Excerpt from a dataset:
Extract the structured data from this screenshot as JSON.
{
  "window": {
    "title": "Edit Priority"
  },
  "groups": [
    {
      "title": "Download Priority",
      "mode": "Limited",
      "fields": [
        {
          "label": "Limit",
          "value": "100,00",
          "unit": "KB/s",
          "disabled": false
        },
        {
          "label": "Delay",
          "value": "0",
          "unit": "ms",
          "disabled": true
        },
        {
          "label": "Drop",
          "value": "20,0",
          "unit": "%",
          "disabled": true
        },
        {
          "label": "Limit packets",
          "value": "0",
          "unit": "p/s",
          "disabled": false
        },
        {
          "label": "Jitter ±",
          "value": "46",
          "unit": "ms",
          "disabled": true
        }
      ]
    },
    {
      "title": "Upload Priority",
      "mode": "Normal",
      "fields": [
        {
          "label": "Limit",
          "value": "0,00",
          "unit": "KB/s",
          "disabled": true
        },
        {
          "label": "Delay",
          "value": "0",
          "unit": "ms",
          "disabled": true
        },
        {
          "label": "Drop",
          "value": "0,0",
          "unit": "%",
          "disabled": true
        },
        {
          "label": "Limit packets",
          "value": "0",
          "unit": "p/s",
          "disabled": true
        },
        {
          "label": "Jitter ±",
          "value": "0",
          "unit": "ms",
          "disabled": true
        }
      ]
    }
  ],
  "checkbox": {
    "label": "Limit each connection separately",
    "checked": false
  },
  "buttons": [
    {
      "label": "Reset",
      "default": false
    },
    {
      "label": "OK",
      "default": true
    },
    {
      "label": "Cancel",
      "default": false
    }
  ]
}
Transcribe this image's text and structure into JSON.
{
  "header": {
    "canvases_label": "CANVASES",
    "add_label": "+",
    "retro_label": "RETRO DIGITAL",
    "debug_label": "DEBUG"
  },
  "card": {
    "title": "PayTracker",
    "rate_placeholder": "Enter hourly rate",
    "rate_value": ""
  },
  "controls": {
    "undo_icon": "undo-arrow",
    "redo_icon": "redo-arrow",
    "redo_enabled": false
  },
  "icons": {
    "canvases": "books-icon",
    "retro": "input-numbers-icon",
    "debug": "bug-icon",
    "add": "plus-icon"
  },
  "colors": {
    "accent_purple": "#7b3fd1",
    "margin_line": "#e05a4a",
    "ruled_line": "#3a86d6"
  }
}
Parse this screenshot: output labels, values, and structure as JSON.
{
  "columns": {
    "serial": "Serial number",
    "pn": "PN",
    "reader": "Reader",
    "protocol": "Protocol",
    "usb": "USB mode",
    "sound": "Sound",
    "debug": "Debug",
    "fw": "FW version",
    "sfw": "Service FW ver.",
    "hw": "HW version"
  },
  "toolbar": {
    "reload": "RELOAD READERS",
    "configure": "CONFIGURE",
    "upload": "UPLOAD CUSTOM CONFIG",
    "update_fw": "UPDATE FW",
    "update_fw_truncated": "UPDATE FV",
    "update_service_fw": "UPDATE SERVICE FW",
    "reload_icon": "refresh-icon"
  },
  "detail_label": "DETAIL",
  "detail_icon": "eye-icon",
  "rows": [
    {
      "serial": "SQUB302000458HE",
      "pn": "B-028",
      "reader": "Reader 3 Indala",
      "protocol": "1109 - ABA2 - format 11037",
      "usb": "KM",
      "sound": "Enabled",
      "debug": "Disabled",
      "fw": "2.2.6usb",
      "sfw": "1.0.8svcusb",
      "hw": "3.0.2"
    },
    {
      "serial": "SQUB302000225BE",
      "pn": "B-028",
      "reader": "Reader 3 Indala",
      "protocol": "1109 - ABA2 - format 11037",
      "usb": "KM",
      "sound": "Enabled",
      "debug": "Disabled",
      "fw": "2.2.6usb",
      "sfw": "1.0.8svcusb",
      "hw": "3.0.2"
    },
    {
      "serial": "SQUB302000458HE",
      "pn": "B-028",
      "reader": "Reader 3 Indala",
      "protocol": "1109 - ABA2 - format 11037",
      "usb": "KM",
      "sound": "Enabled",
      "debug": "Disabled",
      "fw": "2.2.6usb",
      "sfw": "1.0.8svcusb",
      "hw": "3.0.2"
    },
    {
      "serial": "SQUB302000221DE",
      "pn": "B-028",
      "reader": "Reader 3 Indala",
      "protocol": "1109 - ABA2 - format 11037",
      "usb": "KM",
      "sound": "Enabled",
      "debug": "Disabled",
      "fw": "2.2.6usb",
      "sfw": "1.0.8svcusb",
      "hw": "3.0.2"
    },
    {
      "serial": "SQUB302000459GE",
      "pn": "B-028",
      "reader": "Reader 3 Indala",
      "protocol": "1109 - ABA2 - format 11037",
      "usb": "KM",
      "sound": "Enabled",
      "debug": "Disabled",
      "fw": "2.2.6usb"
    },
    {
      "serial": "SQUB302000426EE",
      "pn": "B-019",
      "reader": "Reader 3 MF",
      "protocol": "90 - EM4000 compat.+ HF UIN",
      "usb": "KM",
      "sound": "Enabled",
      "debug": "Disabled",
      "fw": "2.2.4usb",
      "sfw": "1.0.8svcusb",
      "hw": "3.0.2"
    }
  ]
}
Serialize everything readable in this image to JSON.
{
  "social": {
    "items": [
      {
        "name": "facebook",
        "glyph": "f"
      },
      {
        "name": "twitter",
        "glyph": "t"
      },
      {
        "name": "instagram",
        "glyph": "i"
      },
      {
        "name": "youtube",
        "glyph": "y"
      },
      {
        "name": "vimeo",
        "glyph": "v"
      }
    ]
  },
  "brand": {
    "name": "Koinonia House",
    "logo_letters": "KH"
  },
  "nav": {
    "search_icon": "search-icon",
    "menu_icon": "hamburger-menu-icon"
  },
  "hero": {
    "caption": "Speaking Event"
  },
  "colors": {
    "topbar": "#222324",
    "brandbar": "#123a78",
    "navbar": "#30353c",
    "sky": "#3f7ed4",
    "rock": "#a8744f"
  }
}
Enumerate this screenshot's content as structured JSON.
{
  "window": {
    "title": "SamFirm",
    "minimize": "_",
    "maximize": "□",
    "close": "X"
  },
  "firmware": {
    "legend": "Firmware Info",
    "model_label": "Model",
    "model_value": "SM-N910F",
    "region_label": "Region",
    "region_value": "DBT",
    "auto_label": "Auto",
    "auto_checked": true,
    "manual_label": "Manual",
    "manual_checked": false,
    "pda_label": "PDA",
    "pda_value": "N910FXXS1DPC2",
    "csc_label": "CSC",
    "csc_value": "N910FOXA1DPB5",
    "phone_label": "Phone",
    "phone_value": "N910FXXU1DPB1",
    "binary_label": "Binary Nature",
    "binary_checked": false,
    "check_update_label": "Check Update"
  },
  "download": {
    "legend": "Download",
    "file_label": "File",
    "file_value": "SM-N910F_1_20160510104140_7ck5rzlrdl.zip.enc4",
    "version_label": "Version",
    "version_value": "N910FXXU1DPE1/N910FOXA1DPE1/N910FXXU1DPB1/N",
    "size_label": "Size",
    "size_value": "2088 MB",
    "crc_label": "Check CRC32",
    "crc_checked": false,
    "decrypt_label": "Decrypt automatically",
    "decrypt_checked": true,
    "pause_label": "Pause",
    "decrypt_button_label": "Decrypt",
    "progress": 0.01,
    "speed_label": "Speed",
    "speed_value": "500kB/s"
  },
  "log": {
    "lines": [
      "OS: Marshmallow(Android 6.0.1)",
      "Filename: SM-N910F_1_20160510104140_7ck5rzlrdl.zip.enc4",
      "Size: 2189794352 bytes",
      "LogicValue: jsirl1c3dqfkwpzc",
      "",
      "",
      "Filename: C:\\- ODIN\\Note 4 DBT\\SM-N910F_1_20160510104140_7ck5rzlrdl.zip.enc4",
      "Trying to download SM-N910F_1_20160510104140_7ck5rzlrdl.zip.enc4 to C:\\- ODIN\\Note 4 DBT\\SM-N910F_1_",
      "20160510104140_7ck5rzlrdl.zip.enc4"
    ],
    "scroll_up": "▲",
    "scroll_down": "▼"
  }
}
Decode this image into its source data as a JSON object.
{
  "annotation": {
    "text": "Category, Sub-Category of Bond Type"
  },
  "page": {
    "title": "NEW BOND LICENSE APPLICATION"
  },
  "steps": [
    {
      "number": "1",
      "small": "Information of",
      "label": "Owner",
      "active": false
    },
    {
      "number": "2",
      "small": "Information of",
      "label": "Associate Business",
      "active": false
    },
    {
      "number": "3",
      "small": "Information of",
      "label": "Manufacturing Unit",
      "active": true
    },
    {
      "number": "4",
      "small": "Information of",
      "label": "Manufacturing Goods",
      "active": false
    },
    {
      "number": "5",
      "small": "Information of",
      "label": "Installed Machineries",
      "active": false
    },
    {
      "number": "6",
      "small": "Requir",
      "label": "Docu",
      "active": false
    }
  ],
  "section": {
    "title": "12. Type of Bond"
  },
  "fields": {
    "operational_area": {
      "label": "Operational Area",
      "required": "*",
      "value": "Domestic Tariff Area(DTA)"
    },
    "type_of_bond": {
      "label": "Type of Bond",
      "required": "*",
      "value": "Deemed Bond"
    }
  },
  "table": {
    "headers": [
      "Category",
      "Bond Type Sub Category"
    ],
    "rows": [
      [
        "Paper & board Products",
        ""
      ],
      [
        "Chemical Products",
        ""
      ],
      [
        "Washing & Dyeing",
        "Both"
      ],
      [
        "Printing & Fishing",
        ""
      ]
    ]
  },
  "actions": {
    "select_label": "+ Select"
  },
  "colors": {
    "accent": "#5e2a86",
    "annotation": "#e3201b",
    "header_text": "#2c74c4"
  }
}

> _Challenge_
Whichever lines contain the string "JSON", select and copy them.

> _Response to this task_
Extract the structured data from this screenshot as JSON.
Transcribe this image's text and structure into JSON.
Parse this screenshot: output labels, values, and structure as JSON.
Serialize everything readable in this image to JSON.
Enumerate this screenshot's content as structured JSON.
Decode this image into its source data as a JSON object.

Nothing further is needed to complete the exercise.